### Set problem 1
In the reunion essay, which city is the writer flying back to?

+-------+

The Road Home

September 21, 2008

Dawn has passed without sleep, and I’m headed back to Portland, crammed into a jetliner thigh-to-thigh with strangers. But I’m elsewhere, drifting through another world, a planet of the previous three days and nights in Central Florida.

With me in this world are dearest friends, friends I’d lost for an unspeakable number of years. The occasion, at least on the surface, is my forty-year high school reunion, which conjures up a stereotypical image of social gatherings not conducive to meaningful conversations.

Perhaps because of our age, when nostalgia for the past often takes hold, a few of us decided to make more of the occasion. We arrived a day early. A small group cooked out and talked for hours, reminiscing of course but also teasing each other as if four decades had not passed. We spoke of achievements and loss, marveling at circumstances we could have never envisioned.

+-------+

### Set problem 2
Give the part of the records that opens with the line containing "y-axis-label-0: 0 [606, 438, 615, 455]" and closes with the line containing "bar-q2-2024-russia [522, 397, 551, 459]" as a numbered list, both of those lines included and blank lines left out.

+-------+

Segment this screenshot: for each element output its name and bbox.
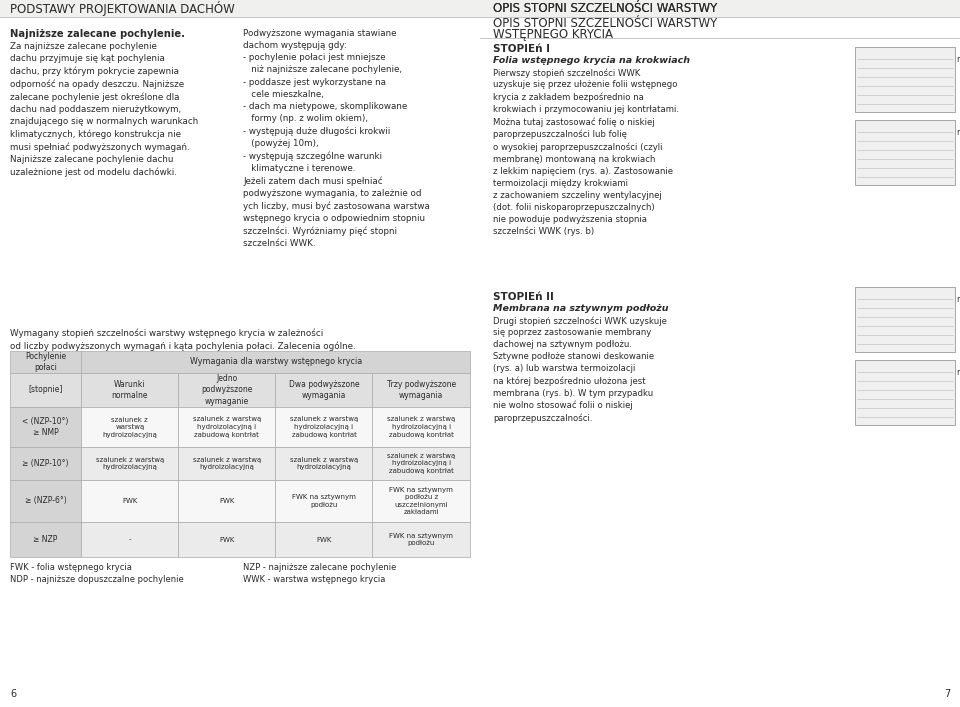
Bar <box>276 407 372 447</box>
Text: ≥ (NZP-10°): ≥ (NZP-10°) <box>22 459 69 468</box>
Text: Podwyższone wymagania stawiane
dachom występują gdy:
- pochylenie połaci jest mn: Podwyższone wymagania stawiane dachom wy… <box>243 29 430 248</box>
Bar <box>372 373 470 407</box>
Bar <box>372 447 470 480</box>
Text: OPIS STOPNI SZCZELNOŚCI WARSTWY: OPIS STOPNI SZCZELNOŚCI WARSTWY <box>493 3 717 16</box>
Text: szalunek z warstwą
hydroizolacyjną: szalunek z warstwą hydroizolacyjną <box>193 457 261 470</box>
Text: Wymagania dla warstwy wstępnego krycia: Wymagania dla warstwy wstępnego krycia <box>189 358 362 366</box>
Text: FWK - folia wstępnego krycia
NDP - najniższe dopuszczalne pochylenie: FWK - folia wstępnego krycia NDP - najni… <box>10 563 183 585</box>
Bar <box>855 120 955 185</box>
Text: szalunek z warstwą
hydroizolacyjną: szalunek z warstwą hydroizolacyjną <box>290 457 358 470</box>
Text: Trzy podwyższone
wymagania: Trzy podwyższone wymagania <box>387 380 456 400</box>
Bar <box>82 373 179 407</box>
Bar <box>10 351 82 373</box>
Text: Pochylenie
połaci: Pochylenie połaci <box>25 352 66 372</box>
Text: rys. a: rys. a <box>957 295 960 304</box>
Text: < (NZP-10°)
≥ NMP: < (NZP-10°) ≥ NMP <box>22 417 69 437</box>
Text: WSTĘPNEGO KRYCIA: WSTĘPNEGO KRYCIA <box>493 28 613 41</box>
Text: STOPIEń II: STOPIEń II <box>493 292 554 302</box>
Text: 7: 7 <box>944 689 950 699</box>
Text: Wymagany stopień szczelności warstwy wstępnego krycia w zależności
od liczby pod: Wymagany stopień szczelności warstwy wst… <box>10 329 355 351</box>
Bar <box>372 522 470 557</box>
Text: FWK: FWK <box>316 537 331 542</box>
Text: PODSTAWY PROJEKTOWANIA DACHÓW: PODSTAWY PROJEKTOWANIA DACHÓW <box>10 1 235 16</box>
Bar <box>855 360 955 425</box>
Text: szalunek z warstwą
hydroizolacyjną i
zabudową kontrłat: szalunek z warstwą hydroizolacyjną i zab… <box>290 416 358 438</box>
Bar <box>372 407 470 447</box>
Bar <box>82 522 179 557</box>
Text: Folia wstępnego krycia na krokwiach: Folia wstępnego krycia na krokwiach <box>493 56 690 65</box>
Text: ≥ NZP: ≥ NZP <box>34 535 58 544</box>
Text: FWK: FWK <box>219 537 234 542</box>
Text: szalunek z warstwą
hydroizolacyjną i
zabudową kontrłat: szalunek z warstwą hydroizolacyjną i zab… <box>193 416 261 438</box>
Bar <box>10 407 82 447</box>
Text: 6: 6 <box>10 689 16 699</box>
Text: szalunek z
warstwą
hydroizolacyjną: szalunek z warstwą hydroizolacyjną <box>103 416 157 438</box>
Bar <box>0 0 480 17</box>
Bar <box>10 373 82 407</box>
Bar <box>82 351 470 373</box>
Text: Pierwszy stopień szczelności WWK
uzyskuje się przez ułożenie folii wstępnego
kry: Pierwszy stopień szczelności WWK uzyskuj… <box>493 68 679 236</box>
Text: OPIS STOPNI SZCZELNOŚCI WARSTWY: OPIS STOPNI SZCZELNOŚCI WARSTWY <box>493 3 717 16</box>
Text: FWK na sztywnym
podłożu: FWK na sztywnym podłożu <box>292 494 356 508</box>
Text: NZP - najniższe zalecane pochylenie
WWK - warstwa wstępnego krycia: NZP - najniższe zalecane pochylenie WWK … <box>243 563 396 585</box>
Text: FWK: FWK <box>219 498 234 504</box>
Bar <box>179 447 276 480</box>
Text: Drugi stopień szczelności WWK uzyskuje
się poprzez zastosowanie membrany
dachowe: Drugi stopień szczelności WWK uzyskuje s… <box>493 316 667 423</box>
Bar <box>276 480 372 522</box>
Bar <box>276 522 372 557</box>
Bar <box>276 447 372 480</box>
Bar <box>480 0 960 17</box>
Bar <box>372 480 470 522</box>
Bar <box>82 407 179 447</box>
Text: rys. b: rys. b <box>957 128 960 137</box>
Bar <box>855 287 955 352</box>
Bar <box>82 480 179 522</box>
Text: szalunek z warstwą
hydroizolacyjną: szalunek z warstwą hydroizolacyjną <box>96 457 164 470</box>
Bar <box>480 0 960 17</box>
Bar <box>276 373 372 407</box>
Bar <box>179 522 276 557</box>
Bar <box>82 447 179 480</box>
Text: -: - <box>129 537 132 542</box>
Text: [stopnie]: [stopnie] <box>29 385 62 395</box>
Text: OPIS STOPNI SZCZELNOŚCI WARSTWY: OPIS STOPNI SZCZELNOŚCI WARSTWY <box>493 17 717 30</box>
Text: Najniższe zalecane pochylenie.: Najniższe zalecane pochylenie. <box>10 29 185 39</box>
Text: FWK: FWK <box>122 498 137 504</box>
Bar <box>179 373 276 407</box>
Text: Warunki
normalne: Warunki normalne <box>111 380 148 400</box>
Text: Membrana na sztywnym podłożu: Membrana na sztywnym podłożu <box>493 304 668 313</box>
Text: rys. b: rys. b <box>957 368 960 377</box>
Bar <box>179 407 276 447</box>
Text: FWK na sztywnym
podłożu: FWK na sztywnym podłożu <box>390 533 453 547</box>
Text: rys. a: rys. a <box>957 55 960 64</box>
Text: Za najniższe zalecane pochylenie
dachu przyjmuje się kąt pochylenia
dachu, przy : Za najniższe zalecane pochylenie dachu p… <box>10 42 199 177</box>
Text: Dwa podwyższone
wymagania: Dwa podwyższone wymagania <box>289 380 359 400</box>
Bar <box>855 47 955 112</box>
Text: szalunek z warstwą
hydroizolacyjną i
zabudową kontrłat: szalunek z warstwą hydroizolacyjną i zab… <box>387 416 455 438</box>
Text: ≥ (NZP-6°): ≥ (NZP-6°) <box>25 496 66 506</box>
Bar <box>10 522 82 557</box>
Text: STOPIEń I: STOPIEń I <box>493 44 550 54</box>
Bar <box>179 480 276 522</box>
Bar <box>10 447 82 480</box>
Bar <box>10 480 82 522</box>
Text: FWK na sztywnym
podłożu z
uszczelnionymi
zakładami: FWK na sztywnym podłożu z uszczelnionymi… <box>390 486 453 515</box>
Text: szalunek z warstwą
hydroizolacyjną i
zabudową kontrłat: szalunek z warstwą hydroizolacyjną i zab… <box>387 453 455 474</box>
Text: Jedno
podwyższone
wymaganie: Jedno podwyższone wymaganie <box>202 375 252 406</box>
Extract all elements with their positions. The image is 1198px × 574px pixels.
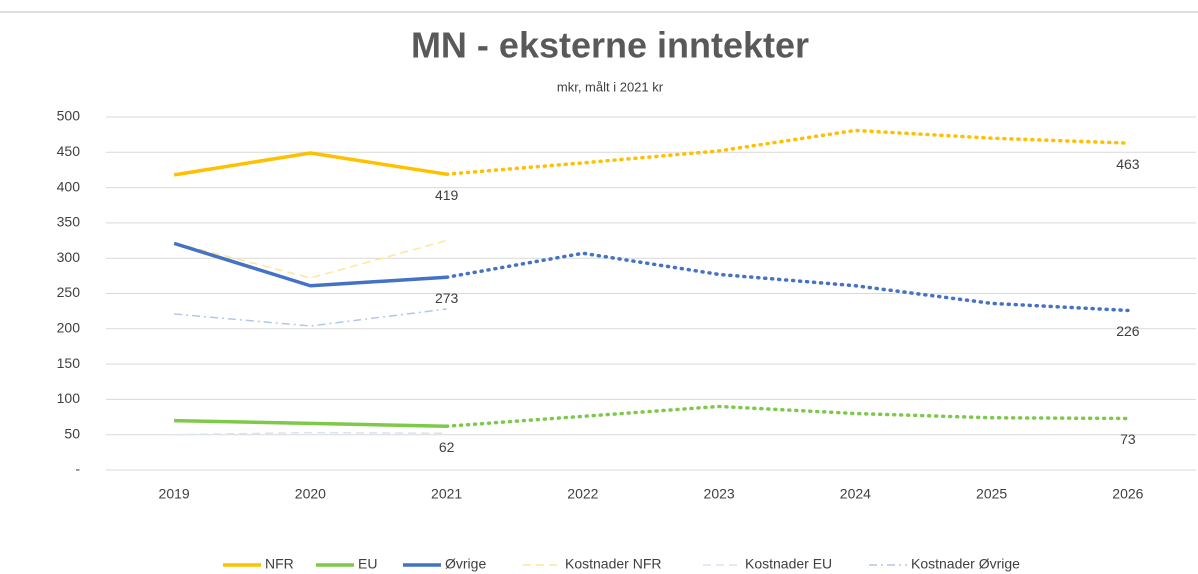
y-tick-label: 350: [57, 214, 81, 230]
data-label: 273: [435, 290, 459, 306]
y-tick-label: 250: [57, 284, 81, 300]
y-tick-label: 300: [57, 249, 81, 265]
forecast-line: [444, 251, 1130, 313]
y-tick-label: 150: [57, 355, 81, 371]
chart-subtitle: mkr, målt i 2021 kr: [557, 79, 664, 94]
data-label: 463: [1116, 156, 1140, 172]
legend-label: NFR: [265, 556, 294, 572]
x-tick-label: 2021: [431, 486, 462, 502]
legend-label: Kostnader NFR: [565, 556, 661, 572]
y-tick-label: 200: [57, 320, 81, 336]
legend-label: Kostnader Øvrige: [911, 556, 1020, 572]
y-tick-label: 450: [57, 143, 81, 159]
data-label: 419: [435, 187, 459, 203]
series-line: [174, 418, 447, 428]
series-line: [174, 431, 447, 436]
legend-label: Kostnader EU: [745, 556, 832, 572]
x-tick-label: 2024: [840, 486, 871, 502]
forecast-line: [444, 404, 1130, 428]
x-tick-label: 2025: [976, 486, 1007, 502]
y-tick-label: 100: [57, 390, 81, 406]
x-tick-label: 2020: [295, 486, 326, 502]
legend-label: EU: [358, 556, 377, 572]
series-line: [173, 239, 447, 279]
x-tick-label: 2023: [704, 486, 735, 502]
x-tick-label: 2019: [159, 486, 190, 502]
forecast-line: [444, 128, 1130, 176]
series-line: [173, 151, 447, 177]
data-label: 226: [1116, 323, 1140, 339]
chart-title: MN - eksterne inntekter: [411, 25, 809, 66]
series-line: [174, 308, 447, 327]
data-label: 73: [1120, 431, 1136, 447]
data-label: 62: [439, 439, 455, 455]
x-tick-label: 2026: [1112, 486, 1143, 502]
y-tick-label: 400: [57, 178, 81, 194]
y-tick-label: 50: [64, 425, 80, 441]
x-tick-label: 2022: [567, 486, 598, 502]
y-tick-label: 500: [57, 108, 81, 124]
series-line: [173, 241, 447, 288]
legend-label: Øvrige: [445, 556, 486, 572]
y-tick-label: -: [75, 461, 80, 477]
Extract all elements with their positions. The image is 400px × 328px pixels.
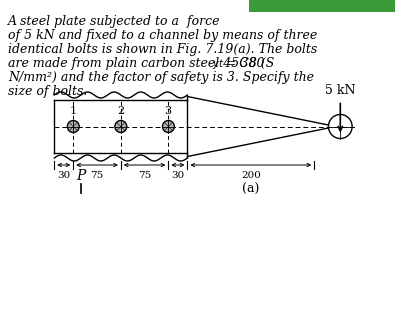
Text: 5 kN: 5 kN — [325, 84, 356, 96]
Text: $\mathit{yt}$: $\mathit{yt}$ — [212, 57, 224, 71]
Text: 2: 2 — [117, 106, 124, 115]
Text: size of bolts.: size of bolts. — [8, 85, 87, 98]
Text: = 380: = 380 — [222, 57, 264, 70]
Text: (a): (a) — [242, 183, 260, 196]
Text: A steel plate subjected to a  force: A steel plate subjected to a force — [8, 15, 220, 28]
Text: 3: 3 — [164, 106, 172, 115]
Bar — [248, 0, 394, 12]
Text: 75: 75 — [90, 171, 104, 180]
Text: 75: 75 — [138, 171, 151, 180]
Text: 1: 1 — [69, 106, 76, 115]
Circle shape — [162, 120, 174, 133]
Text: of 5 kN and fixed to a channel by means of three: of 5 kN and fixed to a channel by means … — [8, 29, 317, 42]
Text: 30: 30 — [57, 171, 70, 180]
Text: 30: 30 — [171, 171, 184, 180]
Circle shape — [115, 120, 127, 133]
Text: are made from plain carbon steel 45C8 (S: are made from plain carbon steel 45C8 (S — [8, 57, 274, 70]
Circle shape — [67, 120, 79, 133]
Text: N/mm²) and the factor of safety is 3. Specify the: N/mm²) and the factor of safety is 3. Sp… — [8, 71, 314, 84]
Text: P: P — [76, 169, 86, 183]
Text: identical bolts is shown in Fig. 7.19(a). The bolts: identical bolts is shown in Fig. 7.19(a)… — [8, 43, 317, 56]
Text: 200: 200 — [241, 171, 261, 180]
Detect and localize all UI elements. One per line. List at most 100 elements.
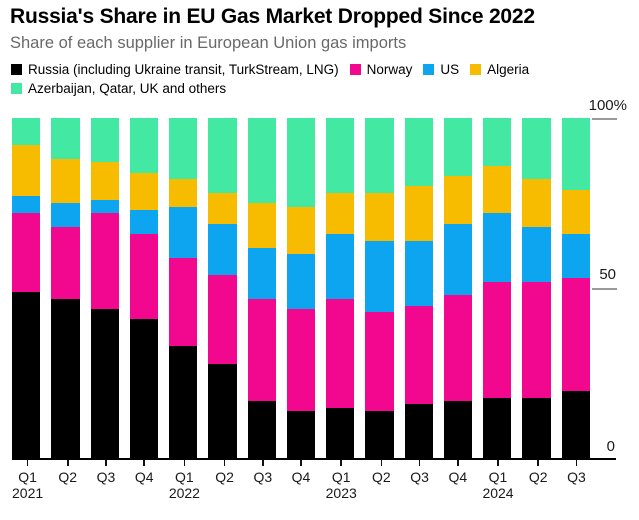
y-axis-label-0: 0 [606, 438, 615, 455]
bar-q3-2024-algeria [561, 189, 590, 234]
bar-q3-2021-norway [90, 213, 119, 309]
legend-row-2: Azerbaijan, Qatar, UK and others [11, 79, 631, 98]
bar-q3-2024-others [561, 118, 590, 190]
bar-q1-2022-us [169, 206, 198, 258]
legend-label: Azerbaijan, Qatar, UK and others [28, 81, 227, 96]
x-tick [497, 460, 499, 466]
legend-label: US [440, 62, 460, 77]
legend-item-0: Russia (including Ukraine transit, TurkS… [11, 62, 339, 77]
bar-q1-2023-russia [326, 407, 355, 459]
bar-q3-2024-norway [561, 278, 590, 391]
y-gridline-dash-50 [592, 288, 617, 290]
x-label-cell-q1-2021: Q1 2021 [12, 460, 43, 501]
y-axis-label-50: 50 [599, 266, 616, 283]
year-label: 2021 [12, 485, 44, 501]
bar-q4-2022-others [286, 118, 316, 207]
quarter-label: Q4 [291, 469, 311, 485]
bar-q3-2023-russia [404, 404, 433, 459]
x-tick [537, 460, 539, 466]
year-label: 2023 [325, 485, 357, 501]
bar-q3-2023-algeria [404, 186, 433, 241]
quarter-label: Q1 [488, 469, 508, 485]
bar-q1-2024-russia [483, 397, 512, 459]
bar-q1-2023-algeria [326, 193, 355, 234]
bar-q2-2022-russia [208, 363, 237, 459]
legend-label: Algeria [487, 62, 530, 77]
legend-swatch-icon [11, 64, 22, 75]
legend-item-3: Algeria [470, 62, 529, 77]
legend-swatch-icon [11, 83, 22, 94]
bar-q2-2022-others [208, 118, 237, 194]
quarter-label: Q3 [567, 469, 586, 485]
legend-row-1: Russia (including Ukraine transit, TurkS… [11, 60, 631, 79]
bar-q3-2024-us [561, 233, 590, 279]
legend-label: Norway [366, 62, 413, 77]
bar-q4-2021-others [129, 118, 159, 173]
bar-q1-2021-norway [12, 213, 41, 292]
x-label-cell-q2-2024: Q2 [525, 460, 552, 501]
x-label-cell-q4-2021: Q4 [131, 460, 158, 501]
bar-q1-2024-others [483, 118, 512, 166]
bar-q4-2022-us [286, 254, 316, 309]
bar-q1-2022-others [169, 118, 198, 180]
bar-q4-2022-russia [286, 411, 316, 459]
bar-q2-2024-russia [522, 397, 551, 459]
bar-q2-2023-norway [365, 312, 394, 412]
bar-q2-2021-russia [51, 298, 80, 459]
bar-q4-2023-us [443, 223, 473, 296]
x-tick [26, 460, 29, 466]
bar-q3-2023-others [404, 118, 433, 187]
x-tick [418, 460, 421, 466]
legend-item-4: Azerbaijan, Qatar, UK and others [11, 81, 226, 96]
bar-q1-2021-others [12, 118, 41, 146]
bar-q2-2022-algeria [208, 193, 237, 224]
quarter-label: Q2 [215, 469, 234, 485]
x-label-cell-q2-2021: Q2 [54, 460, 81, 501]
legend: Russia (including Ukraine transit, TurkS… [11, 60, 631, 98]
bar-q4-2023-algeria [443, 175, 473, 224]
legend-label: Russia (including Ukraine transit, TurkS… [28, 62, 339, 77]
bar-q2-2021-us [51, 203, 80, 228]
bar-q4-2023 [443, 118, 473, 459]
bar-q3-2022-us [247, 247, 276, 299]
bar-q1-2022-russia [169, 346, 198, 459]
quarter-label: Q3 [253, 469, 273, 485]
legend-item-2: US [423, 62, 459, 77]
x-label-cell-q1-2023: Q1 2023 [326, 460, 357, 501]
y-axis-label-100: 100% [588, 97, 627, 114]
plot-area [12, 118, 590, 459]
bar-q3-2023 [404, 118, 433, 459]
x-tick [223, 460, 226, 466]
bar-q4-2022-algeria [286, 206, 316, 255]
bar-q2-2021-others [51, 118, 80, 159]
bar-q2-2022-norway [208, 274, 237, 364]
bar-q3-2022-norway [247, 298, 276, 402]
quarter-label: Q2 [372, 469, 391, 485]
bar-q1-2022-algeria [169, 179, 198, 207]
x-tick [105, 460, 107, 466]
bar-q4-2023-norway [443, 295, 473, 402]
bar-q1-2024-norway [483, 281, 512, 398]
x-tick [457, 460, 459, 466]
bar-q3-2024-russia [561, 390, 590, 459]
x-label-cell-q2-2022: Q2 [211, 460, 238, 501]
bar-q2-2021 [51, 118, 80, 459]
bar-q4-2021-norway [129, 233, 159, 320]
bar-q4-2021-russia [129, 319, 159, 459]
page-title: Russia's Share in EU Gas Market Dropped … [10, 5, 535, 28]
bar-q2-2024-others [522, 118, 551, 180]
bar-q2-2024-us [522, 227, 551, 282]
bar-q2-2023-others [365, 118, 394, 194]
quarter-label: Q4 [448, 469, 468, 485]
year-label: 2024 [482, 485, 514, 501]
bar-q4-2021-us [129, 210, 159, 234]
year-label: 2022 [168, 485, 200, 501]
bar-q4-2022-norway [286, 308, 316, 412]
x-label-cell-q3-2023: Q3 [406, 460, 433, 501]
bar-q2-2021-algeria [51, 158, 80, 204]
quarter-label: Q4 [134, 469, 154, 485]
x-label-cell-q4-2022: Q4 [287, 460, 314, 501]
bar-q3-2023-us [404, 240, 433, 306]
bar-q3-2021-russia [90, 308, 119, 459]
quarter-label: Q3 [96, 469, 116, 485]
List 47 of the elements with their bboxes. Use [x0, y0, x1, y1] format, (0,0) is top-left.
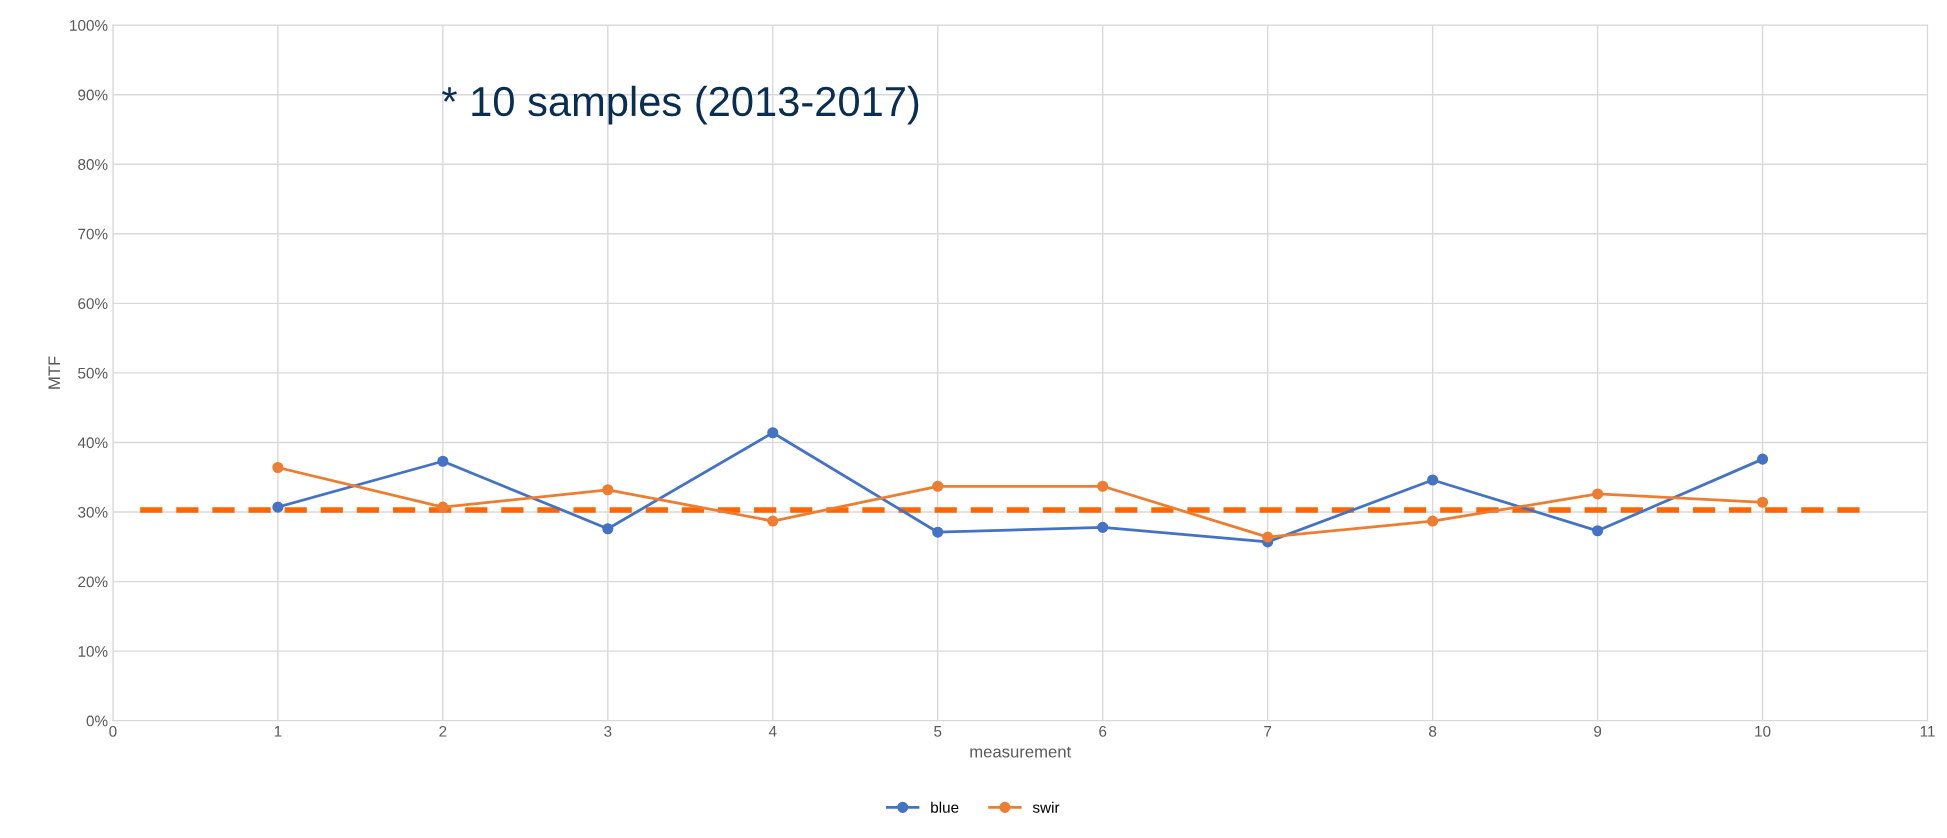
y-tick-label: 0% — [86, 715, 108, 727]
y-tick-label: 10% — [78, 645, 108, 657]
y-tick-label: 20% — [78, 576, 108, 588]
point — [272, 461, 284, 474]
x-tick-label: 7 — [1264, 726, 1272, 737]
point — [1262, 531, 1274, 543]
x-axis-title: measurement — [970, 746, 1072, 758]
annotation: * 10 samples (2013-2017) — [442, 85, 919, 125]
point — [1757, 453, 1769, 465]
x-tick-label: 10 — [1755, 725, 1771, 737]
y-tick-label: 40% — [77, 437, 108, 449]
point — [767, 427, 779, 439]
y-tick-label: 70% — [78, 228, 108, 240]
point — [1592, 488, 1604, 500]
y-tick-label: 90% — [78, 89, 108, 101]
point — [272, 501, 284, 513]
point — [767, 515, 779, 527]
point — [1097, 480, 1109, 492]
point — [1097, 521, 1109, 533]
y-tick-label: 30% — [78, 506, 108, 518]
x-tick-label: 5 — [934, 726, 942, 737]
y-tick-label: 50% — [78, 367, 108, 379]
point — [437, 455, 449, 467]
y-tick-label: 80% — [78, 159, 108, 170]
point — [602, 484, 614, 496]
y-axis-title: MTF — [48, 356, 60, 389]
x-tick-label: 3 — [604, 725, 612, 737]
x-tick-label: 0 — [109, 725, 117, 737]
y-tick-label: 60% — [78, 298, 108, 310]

+-------+

### Full output 1
Portland

### Full output 2
1. y-axis-label-0: 0 [606, 438, 615, 455]
2. bar-q3-2024-algeria [561, 189, 590, 234]
3. bar-q3-2021-norway [90, 213, 119, 309]
4. legend-row-2: Azerbaijan, Qatar, UK and others [11, 79, 631, 98]
5. bar-q3-2024-others [561, 118, 590, 190]
6. bar-q1-2022-us [169, 206, 198, 258]
7. legend-label: Azerbaijan, Qatar, UK and others [28, 81, 227, 96]
8. x-tick [497, 460, 499, 466]
9. legend-label: US [440, 62, 460, 77]
10. legend-item-0: Russia (including Ukraine transit, TurkS… [11, 62, 339, 77]
11. bar-q1-2023-russia [326, 407, 355, 459]
12. bar-q3-2024-norway [561, 278, 590, 391]
13. y-gridline-dash-50 [592, 288, 617, 290]
14. x-label-cell-q1-2021: Q1 2021 [12, 460, 43, 501]
15. y-axis-label-50: 50 [599, 266, 616, 283]
16. year-label: 2021 [12, 485, 44, 501]
17. bar-q4-2022-others [286, 118, 316, 207]
18. quarter-label: Q4 [291, 469, 311, 485]
19. bar-q3-2023-russia [404, 404, 433, 459]
20. x-tick [537, 460, 539, 466]
21. year-label: 2023 [325, 485, 357, 501]
22. bar-q3-2023-algeria [404, 186, 433, 241]
23. quarter-label: Q1 [488, 469, 508, 485]
24. bar-q1-2024-russia [483, 397, 512, 459]
25. bar-q1-2023-algeria [326, 193, 355, 234]
26. bar-q2-2022-russia [208, 363, 237, 459]
27. legend-label: Algeria [487, 62, 530, 77]
28. legend-swatch-icon [11, 64, 22, 75]
29. legend-item-3: Algeria [470, 62, 529, 77]
30. legend-swatch-icon [11, 83, 22, 94]
31. bar-q2-2022-others [208, 118, 237, 194]
32. quarter-label: Q3 [567, 469, 586, 485]
33. legend-row-1: Russia (including Ukraine transit, TurkS… [11, 60, 631, 79]
34. bar-q3-2024-us [561, 233, 590, 279]
35. legend-label: Norway [366, 62, 413, 77]
36. bar-q4-2021-others [129, 118, 159, 173]
37. bar-q1-2021-norway [12, 213, 41, 292]
38. x-label-cell-q2-2024: Q2 [525, 460, 552, 501]
39. x-label-cell-q4-2021: Q4 [131, 460, 158, 501]
40. bar-q1-2024-others [483, 118, 512, 166]
41. bar-q4-2022-us [286, 254, 316, 309]
42. bar-q1-2022-others [169, 118, 198, 180]
43. bar-q4-2022-russia [286, 411, 316, 459]
44. bar-q2-2024-russia [522, 397, 551, 459]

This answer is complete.